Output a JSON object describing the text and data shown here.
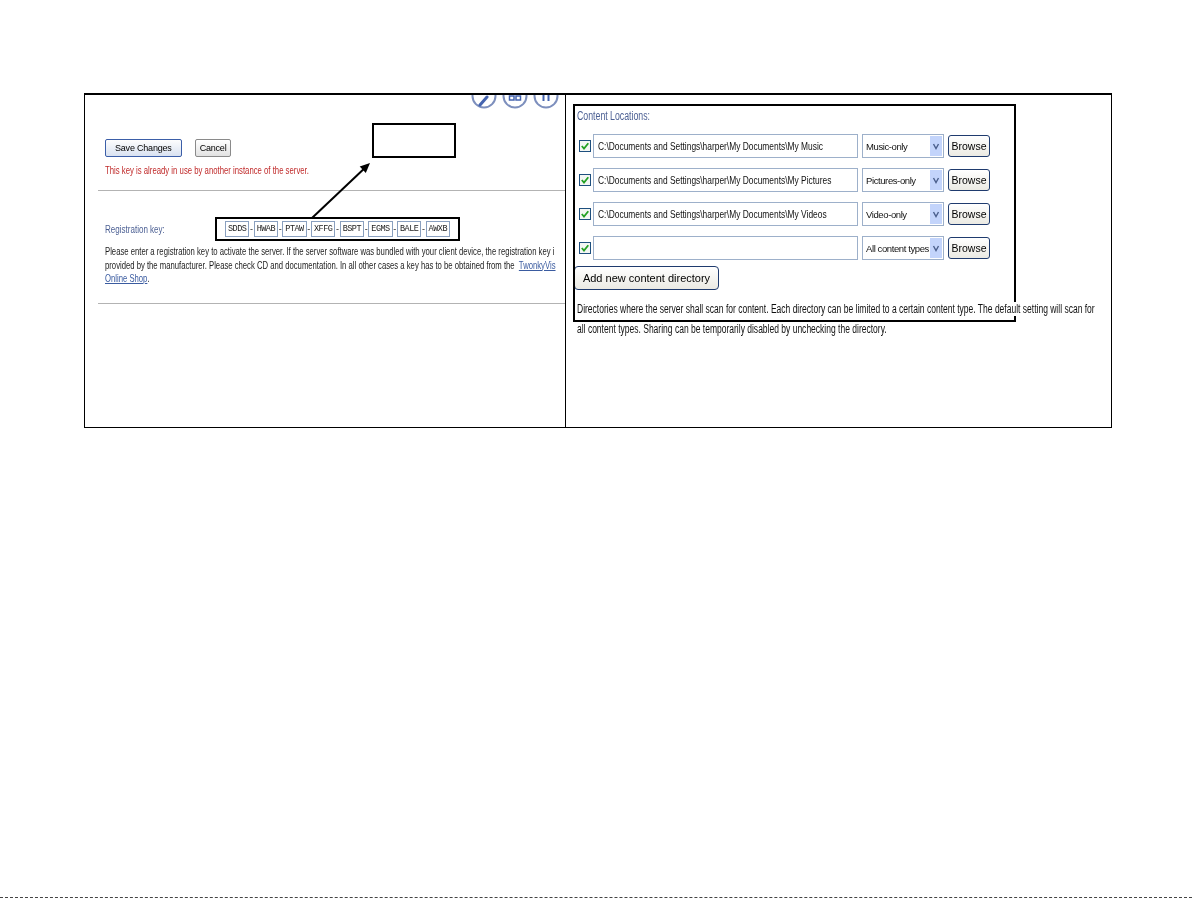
{
  "left_panel": {
    "buttons": [
      {
        "label": "Save Changes",
        "kind": "primary"
      },
      {
        "label": "Cancel",
        "kind": "secondary"
      }
    ],
    "error": "This key is already in use by another instance of the server.",
    "registration": {
      "label": "Registration key:",
      "fields": [
        {
          "value": "SDDS",
          "separator": "-"
        },
        {
          "value": "HWAB",
          "separator": "-"
        },
        {
          "value": "PTAW",
          "separator": "-"
        },
        {
          "value": "XFFG",
          "separator": "-"
        },
        {
          "value": "BSPT",
          "separator": "-"
        },
        {
          "value": "EGMS",
          "separator": "-"
        },
        {
          "value": "BALE",
          "separator": "-"
        },
        {
          "value": "AWXB"
        }
      ]
    },
    "help": {
      "lines": [
        {
          "text": "Please enter a registration key to activate the server. If the server software was bundled with your client device, the registration key i"
        },
        {
          "text": "provided by the manufacturer. Please check CD and documentation. In all other cases a key has to be obtained from the ",
          "link": "TwonkyVis"
        },
        {
          "link": "Online Shop",
          "after": "."
        }
      ]
    }
  },
  "right_panel": {
    "title": "Content Locations:",
    "rows": [
      {
        "checked": true,
        "path": "C:\\Documents and Settings\\harper\\My Documents\\My Music",
        "type": "Music-only",
        "button": "Browse"
      },
      {
        "checked": true,
        "path": "C:\\Documents and Settings\\harper\\My Documents\\My Pictures",
        "type": "Pictures-only",
        "button": "Browse"
      },
      {
        "checked": true,
        "path": "C:\\Documents and Settings\\harper\\My Documents\\My Videos",
        "type": "Video-only",
        "button": "Browse"
      },
      {
        "checked": true,
        "type": "All content types",
        "button": "Browse"
      }
    ],
    "add_button": "Add new content directory",
    "description": {
      "lines": [
        "Directories where the server shall scan for content. Each directory can be limited to a certain content type. The default setting will scan for",
        "all content types. Sharing can be temporarily disabled by unchecking the directory."
      ]
    }
  }
}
────────
What you need to do:
Among the records above, find each line holding the string "harper" and pull it out.

Finished task:
        "path": "C:\\Documents and Settings\\harper\\My Documents\\My Music",
        "path": "C:\\Documents and Settings\\harper\\My Documents\\My Pictures",
        "path": "C:\\Documents and Settings\\harper\\My Documents\\My Videos",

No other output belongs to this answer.